- Exercise
Reproduce the records below in full and word for word, excluding pictures.

- Entries provided
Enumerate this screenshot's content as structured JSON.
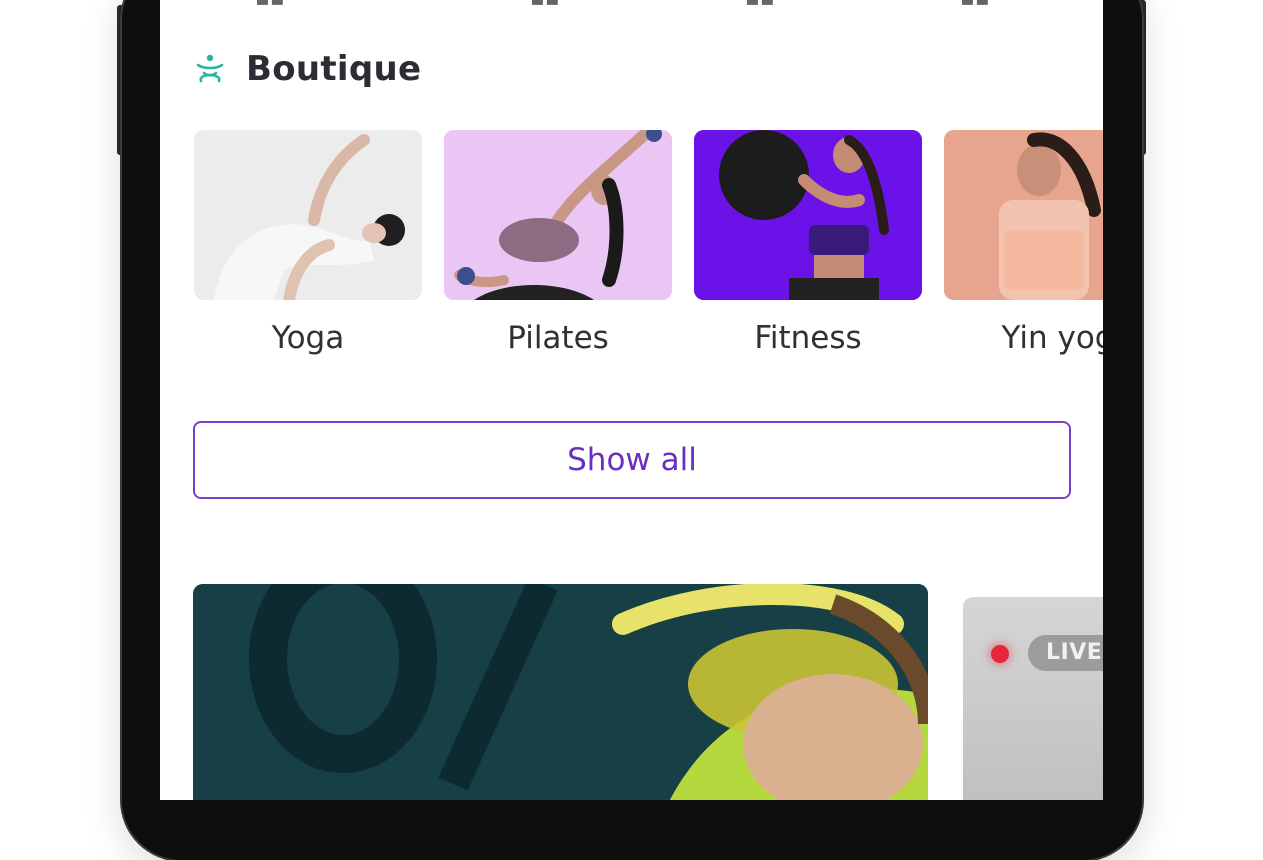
{
  "section": {
    "title": "Boutique",
    "icon": "lotus-icon",
    "accent_color": "#2bb3a3"
  },
  "categories": [
    {
      "label": "Yoga",
      "bg": "#ececec"
    },
    {
      "label": "Pilates",
      "bg": "#e9c6f4"
    },
    {
      "label": "Fitness",
      "bg": "#6a12e8"
    },
    {
      "label": "Yin yog",
      "bg": "#e7a48e"
    }
  ],
  "show_all_label": "Show all",
  "show_all_color": "#7a3fc8",
  "live_badge": "LIVE",
  "live_color": "#e8263a"
}
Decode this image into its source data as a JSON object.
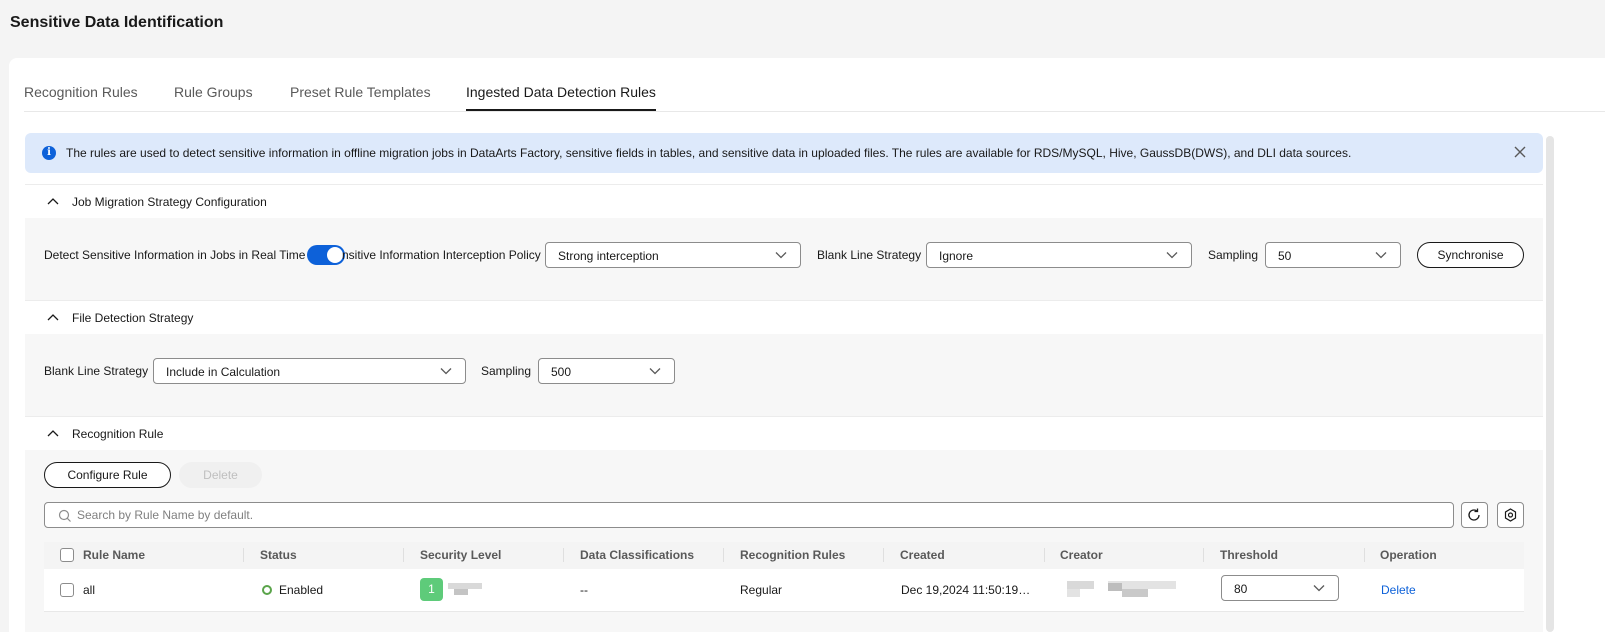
{
  "page": {
    "title": "Sensitive Data Identification"
  },
  "tabs": [
    {
      "label": "Recognition Rules"
    },
    {
      "label": "Rule Groups"
    },
    {
      "label": "Preset Rule Templates"
    },
    {
      "label": "Ingested Data Detection Rules",
      "active": true
    }
  ],
  "alert": {
    "message": "The rules are used to detect sensitive information in offline migration jobs in DataArts Factory, sensitive fields in tables, and sensitive data in uploaded files. The rules are available for RDS/MySQL, Hive, GaussDB(DWS), and DLI data sources."
  },
  "job_migration": {
    "title": "Job Migration Strategy Configuration",
    "detect_realtime_label": "Detect Sensitive Information in Jobs in Real Time",
    "detect_realtime_enabled": true,
    "interception_label": "nsitive Information Interception Policy",
    "interception_value": "Strong interception",
    "blank_line_label": "Blank Line Strategy",
    "blank_line_value": "Ignore",
    "sampling_label": "Sampling",
    "sampling_value": "50",
    "synchronise_label": "Synchronise"
  },
  "file_detection": {
    "title": "File Detection Strategy",
    "blank_line_label": "Blank Line Strategy",
    "blank_line_value": "Include in Calculation",
    "sampling_label": "Sampling",
    "sampling_value": "500"
  },
  "recognition_rule": {
    "title": "Recognition Rule",
    "configure_label": "Configure Rule",
    "delete_label": "Delete",
    "search_placeholder": "Search by Rule Name by default.",
    "columns": [
      "Rule Name",
      "Status",
      "Security Level",
      "Data Classifications",
      "Recognition Rules",
      "Created",
      "Creator",
      "Threshold",
      "Operation"
    ],
    "rows": [
      {
        "rule_name": "all",
        "status": "Enabled",
        "security_level": "1",
        "data_classifications": "--",
        "recognition_rules": "Regular",
        "created": "Dec 19,2024 11:50:19…",
        "threshold": "80",
        "operation": "Delete"
      }
    ]
  },
  "colors": {
    "accent": "#0d61d9",
    "alert_bg": "#dde9fb",
    "enabled_green": "#5aa44a",
    "level_badge": "#5ecb7a"
  },
  "icons": [
    "info-icon",
    "close-icon",
    "chevron-up-icon",
    "chevron-down-icon",
    "search-icon",
    "refresh-icon",
    "settings-icon"
  ]
}
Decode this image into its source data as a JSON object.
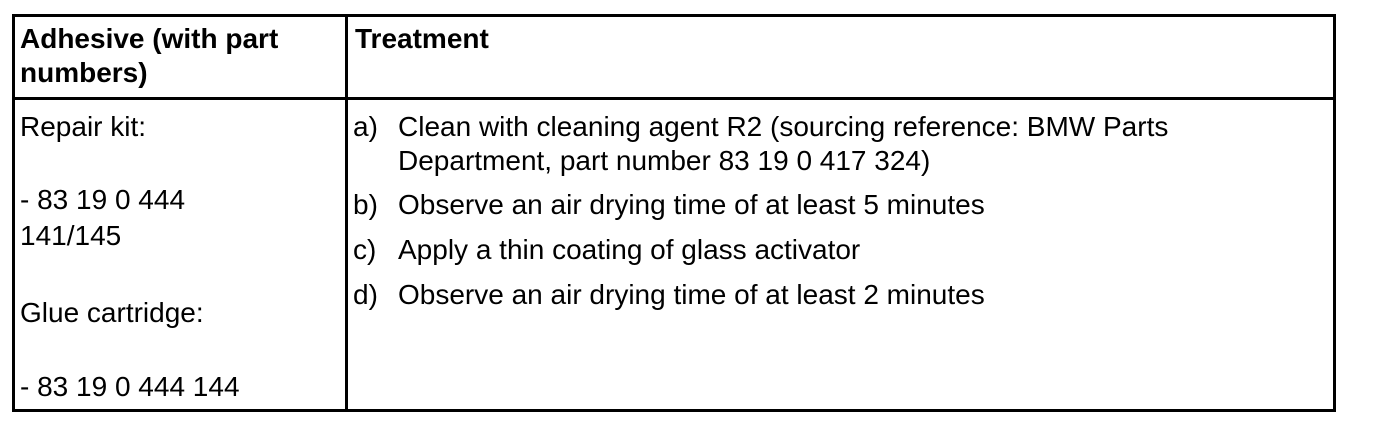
{
  "table": {
    "headers": [
      "Adhesive (with part",
      "numbers)",
      "Treatment"
    ],
    "adhesive": {
      "repair_kit_label": "Repair kit:",
      "repair_kit_line1": "-  83 19 0 444",
      "repair_kit_line2": "141/145",
      "glue_label": "Glue cartridge:",
      "glue_part": "-  83 19 0 444 144"
    },
    "steps": [
      {
        "label": "a)",
        "lines": [
          "Clean with cleaning agent R2 (sourcing reference: BMW Parts",
          "Department, part number 83 19 0 417 324)"
        ]
      },
      {
        "label": "b)",
        "lines": [
          "Observe an air drying time of at least 5 minutes"
        ]
      },
      {
        "label": "c)",
        "lines": [
          "Apply a thin coating of glass activator"
        ]
      },
      {
        "label": "d)",
        "lines": [
          "Observe an air drying time of at least 2 minutes"
        ]
      }
    ]
  }
}
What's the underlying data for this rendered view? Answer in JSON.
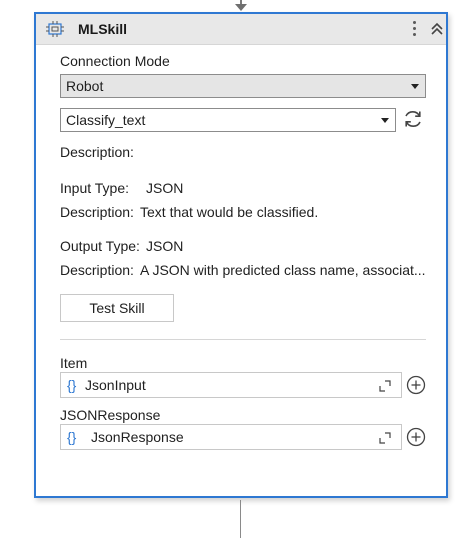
{
  "activity": {
    "title": "MLSkill",
    "icons": {
      "type": "ml-skill-icon",
      "menu": "kebab-menu-icon",
      "collapse": "double-chevron-up-icon"
    }
  },
  "connection_mode": {
    "label": "Connection Mode",
    "selected": "Robot"
  },
  "skill": {
    "selected": "Classify_text",
    "refresh_icon": "refresh-icon"
  },
  "description_label": "Description:",
  "input": {
    "type_label": "Input Type:",
    "type_value": "JSON",
    "desc_label": "Description:",
    "desc_value": "Text that would be classified."
  },
  "output": {
    "type_label": "Output Type:",
    "type_value": "JSON",
    "desc_label": "Description:",
    "desc_value": "A JSON with predicted class name, associat..."
  },
  "test_button": "Test Skill",
  "arguments": [
    {
      "label": "Item",
      "value": "JsonInput",
      "braces": "{}"
    },
    {
      "label": "JSONResponse",
      "value": "JsonResponse",
      "braces": "{}"
    }
  ],
  "colors": {
    "accent": "#2e78d2",
    "header_bg": "#e8e8e8",
    "select_bg": "#e5e5e5"
  }
}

- Reply to the task
Enumerate this screenshot's content as structured JSON.
{
  "section": {
    "title": "Boutique",
    "icon": "lotus-icon",
    "accent_color": "#2bb3a3"
  },
  "categories": [
    {
      "label": "Yoga",
      "bg": "#ececec"
    },
    {
      "label": "Pilates",
      "bg": "#e9c6f4"
    },
    {
      "label": "Fitness",
      "bg": "#6a12e8"
    },
    {
      "label": "Yin yog",
      "bg": "#e7a48e"
    }
  ],
  "show_all_label": "Show all",
  "show_all_color": "#7a3fc8",
  "live_badge": "LIVE",
  "live_color": "#e8263a"
}
Decode this image into its source data as a JSON object.
{
  "page": {
    "title": "Sensitive Data Identification"
  },
  "tabs": [
    {
      "label": "Recognition Rules"
    },
    {
      "label": "Rule Groups"
    },
    {
      "label": "Preset Rule Templates"
    },
    {
      "label": "Ingested Data Detection Rules",
      "active": true
    }
  ],
  "alert": {
    "message": "The rules are used to detect sensitive information in offline migration jobs in DataArts Factory, sensitive fields in tables, and sensitive data in uploaded files. The rules are available for RDS/MySQL, Hive, GaussDB(DWS), and DLI data sources."
  },
  "job_migration": {
    "title": "Job Migration Strategy Configuration",
    "detect_realtime_label": "Detect Sensitive Information in Jobs in Real Time",
    "detect_realtime_enabled": true,
    "interception_label": "nsitive Information Interception Policy",
    "interception_value": "Strong interception",
    "blank_line_label": "Blank Line Strategy",
    "blank_line_value": "Ignore",
    "sampling_label": "Sampling",
    "sampling_value": "50",
    "synchronise_label": "Synchronise"
  },
  "file_detection": {
    "title": "File Detection Strategy",
    "blank_line_label": "Blank Line Strategy",
    "blank_line_value": "Include in Calculation",
    "sampling_label": "Sampling",
    "sampling_value": "500"
  },
  "recognition_rule": {
    "title": "Recognition Rule",
    "configure_label": "Configure Rule",
    "delete_label": "Delete",
    "search_placeholder": "Search by Rule Name by default.",
    "columns": [
      "Rule Name",
      "Status",
      "Security Level",
      "Data Classifications",
      "Recognition Rules",
      "Created",
      "Creator",
      "Threshold",
      "Operation"
    ],
    "rows": [
      {
        "rule_name": "all",
        "status": "Enabled",
        "security_level": "1",
        "data_classifications": "--",
        "recognition_rules": "Regular",
        "created": "Dec 19,2024 11:50:19…",
        "threshold": "80",
        "operation": "Delete"
      }
    ]
  },
  "colors": {
    "accent": "#0d61d9",
    "alert_bg": "#dde9fb",
    "enabled_green": "#5aa44a",
    "level_badge": "#5ecb7a"
  },
  "icons": [
    "info-icon",
    "close-icon",
    "chevron-up-icon",
    "chevron-down-icon",
    "search-icon",
    "refresh-icon",
    "settings-icon"
  ]
}
Decode this image into its source data as a JSON object.
{
  "table": {
    "headers": [
      "Adhesive (with part",
      "numbers)",
      "Treatment"
    ],
    "adhesive": {
      "repair_kit_label": "Repair kit:",
      "repair_kit_line1": "-  83 19 0 444",
      "repair_kit_line2": "141/145",
      "glue_label": "Glue cartridge:",
      "glue_part": "-  83 19 0 444 144"
    },
    "steps": [
      {
        "label": "a)",
        "lines": [
          "Clean with cleaning agent R2 (sourcing reference: BMW Parts",
          "Department, part number 83 19 0 417 324)"
        ]
      },
      {
        "label": "b)",
        "lines": [
          "Observe an air drying time of at least 5 minutes"
        ]
      },
      {
        "label": "c)",
        "lines": [
          "Apply a thin coating of glass activator"
        ]
      },
      {
        "label": "d)",
        "lines": [
          "Observe an air drying time of at least 2 minutes"
        ]
      }
    ]
  }
}
What's the underlying data for this rendered view? Answer in JSON.
{
  "activity": {
    "title": "MLSkill",
    "icons": {
      "type": "ml-skill-icon",
      "menu": "kebab-menu-icon",
      "collapse": "double-chevron-up-icon"
    }
  },
  "connection_mode": {
    "label": "Connection Mode",
    "selected": "Robot"
  },
  "skill": {
    "selected": "Classify_text",
    "refresh_icon": "refresh-icon"
  },
  "description_label": "Description:",
  "input": {
    "type_label": "Input Type:",
    "type_value": "JSON",
    "desc_label": "Description:",
    "desc_value": "Text that would be classified."
  },
  "output": {
    "type_label": "Output Type:",
    "type_value": "JSON",
    "desc_label": "Description:",
    "desc_value": "A JSON with predicted class name, associat..."
  },
  "test_button": "Test Skill",
  "arguments": [
    {
      "label": "Item",
      "value": "JsonInput",
      "braces": "{}"
    },
    {
      "label": "JSONResponse",
      "value": "JsonResponse",
      "braces": "{}"
    }
  ],
  "colors": {
    "accent": "#2e78d2",
    "header_bg": "#e8e8e8",
    "select_bg": "#e5e5e5"
  }
}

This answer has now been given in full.